- Data extract
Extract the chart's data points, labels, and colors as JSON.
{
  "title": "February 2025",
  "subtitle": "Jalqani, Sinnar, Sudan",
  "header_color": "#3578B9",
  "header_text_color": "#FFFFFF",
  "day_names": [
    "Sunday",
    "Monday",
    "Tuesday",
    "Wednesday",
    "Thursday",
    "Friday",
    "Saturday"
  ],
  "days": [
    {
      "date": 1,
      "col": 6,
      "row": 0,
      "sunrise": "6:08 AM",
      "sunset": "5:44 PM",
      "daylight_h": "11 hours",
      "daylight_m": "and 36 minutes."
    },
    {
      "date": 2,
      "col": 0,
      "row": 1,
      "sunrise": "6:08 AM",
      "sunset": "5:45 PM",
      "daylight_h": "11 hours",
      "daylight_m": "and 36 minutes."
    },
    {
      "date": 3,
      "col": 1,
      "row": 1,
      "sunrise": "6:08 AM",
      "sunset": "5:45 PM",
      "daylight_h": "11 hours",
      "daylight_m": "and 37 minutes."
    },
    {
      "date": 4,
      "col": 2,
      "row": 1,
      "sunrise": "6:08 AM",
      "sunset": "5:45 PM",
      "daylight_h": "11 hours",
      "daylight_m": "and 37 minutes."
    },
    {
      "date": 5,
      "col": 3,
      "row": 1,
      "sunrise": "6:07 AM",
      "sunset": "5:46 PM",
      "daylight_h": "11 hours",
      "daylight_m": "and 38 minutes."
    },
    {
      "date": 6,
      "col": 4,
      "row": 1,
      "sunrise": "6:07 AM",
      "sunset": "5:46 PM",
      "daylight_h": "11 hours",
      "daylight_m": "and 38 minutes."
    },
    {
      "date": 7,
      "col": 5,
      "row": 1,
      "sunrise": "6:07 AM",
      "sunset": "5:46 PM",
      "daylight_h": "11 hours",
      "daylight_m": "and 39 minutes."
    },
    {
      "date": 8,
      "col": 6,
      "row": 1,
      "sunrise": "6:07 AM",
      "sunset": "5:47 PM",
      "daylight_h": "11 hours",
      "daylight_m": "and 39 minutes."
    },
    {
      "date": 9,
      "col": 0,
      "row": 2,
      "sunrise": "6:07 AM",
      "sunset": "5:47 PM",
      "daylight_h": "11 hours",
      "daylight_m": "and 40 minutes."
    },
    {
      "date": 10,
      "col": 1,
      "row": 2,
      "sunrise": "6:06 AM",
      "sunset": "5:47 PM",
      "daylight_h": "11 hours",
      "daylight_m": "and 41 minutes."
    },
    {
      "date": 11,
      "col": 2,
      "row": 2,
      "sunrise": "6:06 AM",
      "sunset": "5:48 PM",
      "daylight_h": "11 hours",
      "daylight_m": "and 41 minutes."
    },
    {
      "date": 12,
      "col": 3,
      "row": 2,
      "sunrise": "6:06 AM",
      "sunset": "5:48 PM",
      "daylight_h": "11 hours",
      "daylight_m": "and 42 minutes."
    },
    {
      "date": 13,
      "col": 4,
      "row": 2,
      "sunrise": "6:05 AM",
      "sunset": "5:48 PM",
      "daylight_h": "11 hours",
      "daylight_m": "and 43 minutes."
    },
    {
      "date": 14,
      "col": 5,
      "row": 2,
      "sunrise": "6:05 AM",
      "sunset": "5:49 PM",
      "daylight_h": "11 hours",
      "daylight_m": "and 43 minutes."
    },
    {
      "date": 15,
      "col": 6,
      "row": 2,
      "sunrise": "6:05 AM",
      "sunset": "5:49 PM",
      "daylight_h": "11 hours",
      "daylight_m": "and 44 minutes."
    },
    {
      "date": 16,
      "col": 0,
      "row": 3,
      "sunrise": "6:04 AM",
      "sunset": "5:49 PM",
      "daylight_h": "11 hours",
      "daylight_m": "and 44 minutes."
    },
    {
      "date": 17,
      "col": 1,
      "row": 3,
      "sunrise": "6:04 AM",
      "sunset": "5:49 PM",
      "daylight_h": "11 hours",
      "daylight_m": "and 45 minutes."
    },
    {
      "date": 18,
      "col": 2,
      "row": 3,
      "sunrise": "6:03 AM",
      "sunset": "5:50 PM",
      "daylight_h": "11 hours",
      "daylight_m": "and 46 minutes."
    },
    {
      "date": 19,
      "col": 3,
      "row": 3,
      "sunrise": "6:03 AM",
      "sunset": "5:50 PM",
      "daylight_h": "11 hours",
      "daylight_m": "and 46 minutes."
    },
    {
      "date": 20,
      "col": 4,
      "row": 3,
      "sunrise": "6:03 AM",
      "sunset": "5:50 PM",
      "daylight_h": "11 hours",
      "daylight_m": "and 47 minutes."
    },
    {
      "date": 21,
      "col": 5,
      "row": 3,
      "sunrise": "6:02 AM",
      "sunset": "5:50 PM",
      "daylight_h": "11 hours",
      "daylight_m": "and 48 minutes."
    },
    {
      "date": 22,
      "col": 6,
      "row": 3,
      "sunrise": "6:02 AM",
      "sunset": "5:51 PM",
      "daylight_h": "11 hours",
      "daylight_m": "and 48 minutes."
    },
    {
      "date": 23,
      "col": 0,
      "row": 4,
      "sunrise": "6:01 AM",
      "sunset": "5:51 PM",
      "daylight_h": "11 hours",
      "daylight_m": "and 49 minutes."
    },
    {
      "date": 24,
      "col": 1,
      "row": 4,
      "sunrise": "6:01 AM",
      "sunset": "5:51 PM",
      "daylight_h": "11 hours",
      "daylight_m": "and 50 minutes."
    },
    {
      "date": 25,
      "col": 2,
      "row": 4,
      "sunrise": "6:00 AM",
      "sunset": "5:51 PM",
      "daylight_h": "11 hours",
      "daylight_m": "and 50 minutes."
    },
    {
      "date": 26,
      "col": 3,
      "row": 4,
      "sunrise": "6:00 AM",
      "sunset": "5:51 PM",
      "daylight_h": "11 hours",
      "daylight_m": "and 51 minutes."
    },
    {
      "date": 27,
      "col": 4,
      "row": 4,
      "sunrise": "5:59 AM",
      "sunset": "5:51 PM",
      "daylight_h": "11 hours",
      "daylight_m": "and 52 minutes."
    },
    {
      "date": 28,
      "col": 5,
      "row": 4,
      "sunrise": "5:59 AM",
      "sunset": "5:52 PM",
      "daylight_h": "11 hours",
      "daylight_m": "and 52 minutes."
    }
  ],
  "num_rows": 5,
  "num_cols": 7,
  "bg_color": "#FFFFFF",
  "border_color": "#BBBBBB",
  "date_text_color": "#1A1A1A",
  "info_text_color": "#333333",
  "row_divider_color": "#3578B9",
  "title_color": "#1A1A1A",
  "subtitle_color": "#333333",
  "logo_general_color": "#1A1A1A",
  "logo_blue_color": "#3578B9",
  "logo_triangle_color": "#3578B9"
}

- To be done
Copy out the whole listing exactly; please set it all down.

- Worked solution
Extract the chart's data points, labels, and colors as JSON.
{
  "title": "February 2025",
  "subtitle": "Jalqani, Sinnar, Sudan",
  "header_color": "#3578B9",
  "header_text_color": "#FFFFFF",
  "day_names": [
    "Sunday",
    "Monday",
    "Tuesday",
    "Wednesday",
    "Thursday",
    "Friday",
    "Saturday"
  ],
  "days": [
    {
      "date": 1,
      "col": 6,
      "row": 0,
      "sunrise": "6:08 AM",
      "sunset": "5:44 PM",
      "daylight_h": "11 hours",
      "daylight_m": "and 36 minutes."
    },
    {
      "date": 2,
      "col": 0,
      "row": 1,
      "sunrise": "6:08 AM",
      "sunset": "5:45 PM",
      "daylight_h": "11 hours",
      "daylight_m": "and 36 minutes."
    },
    {
      "date": 3,
      "col": 1,
      "row": 1,
      "sunrise": "6:08 AM",
      "sunset": "5:45 PM",
      "daylight_h": "11 hours",
      "daylight_m": "and 37 minutes."
    },
    {
      "date": 4,
      "col": 2,
      "row": 1,
      "sunrise": "6:08 AM",
      "sunset": "5:45 PM",
      "daylight_h": "11 hours",
      "daylight_m": "and 37 minutes."
    },
    {
      "date": 5,
      "col": 3,
      "row": 1,
      "sunrise": "6:07 AM",
      "sunset": "5:46 PM",
      "daylight_h": "11 hours",
      "daylight_m": "and 38 minutes."
    },
    {
      "date": 6,
      "col": 4,
      "row": 1,
      "sunrise": "6:07 AM",
      "sunset": "5:46 PM",
      "daylight_h": "11 hours",
      "daylight_m": "and 38 minutes."
    },
    {
      "date": 7,
      "col": 5,
      "row": 1,
      "sunrise": "6:07 AM",
      "sunset": "5:46 PM",
      "daylight_h": "11 hours",
      "daylight_m": "and 39 minutes."
    },
    {
      "date": 8,
      "col": 6,
      "row": 1,
      "sunrise": "6:07 AM",
      "sunset": "5:47 PM",
      "daylight_h": "11 hours",
      "daylight_m": "and 39 minutes."
    },
    {
      "date": 9,
      "col": 0,
      "row": 2,
      "sunrise": "6:07 AM",
      "sunset": "5:47 PM",
      "daylight_h": "11 hours",
      "daylight_m": "and 40 minutes."
    },
    {
      "date": 10,
      "col": 1,
      "row": 2,
      "sunrise": "6:06 AM",
      "sunset": "5:47 PM",
      "daylight_h": "11 hours",
      "daylight_m": "and 41 minutes."
    },
    {
      "date": 11,
      "col": 2,
      "row": 2,
      "sunrise": "6:06 AM",
      "sunset": "5:48 PM",
      "daylight_h": "11 hours",
      "daylight_m": "and 41 minutes."
    },
    {
      "date": 12,
      "col": 3,
      "row": 2,
      "sunrise": "6:06 AM",
      "sunset": "5:48 PM",
      "daylight_h": "11 hours",
      "daylight_m": "and 42 minutes."
    },
    {
      "date": 13,
      "col": 4,
      "row": 2,
      "sunrise": "6:05 AM",
      "sunset": "5:48 PM",
      "daylight_h": "11 hours",
      "daylight_m": "and 43 minutes."
    },
    {
      "date": 14,
      "col": 5,
      "row": 2,
      "sunrise": "6:05 AM",
      "sunset": "5:49 PM",
      "daylight_h": "11 hours",
      "daylight_m": "and 43 minutes."
    },
    {
      "date": 15,
      "col": 6,
      "row": 2,
      "sunrise": "6:05 AM",
      "sunset": "5:49 PM",
      "daylight_h": "11 hours",
      "daylight_m": "and 44 minutes."
    },
    {
      "date": 16,
      "col": 0,
      "row": 3,
      "sunrise": "6:04 AM",
      "sunset": "5:49 PM",
      "daylight_h": "11 hours",
      "daylight_m": "and 44 minutes."
    },
    {
      "date": 17,
      "col": 1,
      "row": 3,
      "sunrise": "6:04 AM",
      "sunset": "5:49 PM",
      "daylight_h": "11 hours",
      "daylight_m": "and 45 minutes."
    },
    {
      "date": 18,
      "col": 2,
      "row": 3,
      "sunrise": "6:03 AM",
      "sunset": "5:50 PM",
      "daylight_h": "11 hours",
      "daylight_m": "and 46 minutes."
    },
    {
      "date": 19,
      "col": 3,
      "row": 3,
      "sunrise": "6:03 AM",
      "sunset": "5:50 PM",
      "daylight_h": "11 hours",
      "daylight_m": "and 46 minutes."
    },
    {
      "date": 20,
      "col": 4,
      "row": 3,
      "sunrise": "6:03 AM",
      "sunset": "5:50 PM",
      "daylight_h": "11 hours",
      "daylight_m": "and 47 minutes."
    },
    {
      "date": 21,
      "col": 5,
      "row": 3,
      "sunrise": "6:02 AM",
      "sunset": "5:50 PM",
      "daylight_h": "11 hours",
      "daylight_m": "and 48 minutes."
    },
    {
      "date": 22,
      "col": 6,
      "row": 3,
      "sunrise": "6:02 AM",
      "sunset": "5:51 PM",
      "daylight_h": "11 hours",
      "daylight_m": "and 48 minutes."
    },
    {
      "date": 23,
      "col": 0,
      "row": 4,
      "sunrise": "6:01 AM",
      "sunset": "5:51 PM",
      "daylight_h": "11 hours",
      "daylight_m": "and 49 minutes."
    },
    {
      "date": 24,
      "col": 1,
      "row": 4,
      "sunrise": "6:01 AM",
      "sunset": "5:51 PM",
      "daylight_h": "11 hours",
      "daylight_m": "and 50 minutes."
    },
    {
      "date": 25,
      "col": 2,
      "row": 4,
      "sunrise": "6:00 AM",
      "sunset": "5:51 PM",
      "daylight_h": "11 hours",
      "daylight_m": "and 50 minutes."
    },
    {
      "date": 26,
      "col": 3,
      "row": 4,
      "sunrise": "6:00 AM",
      "sunset": "5:51 PM",
      "daylight_h": "11 hours",
      "daylight_m": "and 51 minutes."
    },
    {
      "date": 27,
      "col": 4,
      "row": 4,
      "sunrise": "5:59 AM",
      "sunset": "5:51 PM",
      "daylight_h": "11 hours",
      "daylight_m": "and 52 minutes."
    },
    {
      "date": 28,
      "col": 5,
      "row": 4,
      "sunrise": "5:59 AM",
      "sunset": "5:52 PM",
      "daylight_h": "11 hours",
      "daylight_m": "and 52 minutes."
    }
  ],
  "num_rows": 5,
  "num_cols": 7,
  "bg_color": "#FFFFFF",
  "border_color": "#BBBBBB",
  "date_text_color": "#1A1A1A",
  "info_text_color": "#333333",
  "row_divider_color": "#3578B9",
  "title_color": "#1A1A1A",
  "subtitle_color": "#333333",
  "logo_general_color": "#1A1A1A",
  "logo_blue_color": "#3578B9",
  "logo_triangle_color": "#3578B9"
}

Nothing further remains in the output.